Stored data entries:
>> start
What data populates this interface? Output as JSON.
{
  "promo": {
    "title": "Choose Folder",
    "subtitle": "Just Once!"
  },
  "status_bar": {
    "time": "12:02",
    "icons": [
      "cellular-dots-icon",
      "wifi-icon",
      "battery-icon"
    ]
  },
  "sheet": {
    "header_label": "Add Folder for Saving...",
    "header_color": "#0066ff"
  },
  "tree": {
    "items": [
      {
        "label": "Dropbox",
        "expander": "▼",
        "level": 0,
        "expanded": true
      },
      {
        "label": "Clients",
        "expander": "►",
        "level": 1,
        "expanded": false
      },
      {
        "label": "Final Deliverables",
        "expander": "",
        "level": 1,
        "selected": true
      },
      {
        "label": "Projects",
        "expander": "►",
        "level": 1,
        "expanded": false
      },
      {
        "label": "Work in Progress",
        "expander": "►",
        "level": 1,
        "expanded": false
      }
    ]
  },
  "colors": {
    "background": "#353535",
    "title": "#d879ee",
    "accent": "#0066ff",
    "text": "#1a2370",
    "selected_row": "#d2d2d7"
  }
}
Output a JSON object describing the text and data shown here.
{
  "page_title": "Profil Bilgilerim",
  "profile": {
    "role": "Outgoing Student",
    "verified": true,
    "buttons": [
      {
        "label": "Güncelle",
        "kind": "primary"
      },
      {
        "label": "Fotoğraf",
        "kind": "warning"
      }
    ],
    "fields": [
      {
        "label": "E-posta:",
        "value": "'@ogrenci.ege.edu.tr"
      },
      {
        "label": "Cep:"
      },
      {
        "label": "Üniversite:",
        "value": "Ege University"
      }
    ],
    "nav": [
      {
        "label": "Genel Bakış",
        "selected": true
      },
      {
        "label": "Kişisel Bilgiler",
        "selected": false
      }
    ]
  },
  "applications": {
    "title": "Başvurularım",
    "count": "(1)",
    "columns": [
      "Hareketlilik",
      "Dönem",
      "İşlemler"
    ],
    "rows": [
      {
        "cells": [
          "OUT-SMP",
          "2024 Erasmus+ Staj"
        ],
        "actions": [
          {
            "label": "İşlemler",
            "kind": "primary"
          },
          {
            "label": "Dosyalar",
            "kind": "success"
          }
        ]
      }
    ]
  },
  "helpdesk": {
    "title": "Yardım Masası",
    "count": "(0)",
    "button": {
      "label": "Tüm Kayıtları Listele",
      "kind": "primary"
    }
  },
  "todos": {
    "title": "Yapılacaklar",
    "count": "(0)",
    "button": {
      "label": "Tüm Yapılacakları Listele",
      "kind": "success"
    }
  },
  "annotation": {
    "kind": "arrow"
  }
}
>> end
Work required:
Count the lines of the material that include the word "value", then state only the total.

Task output:
2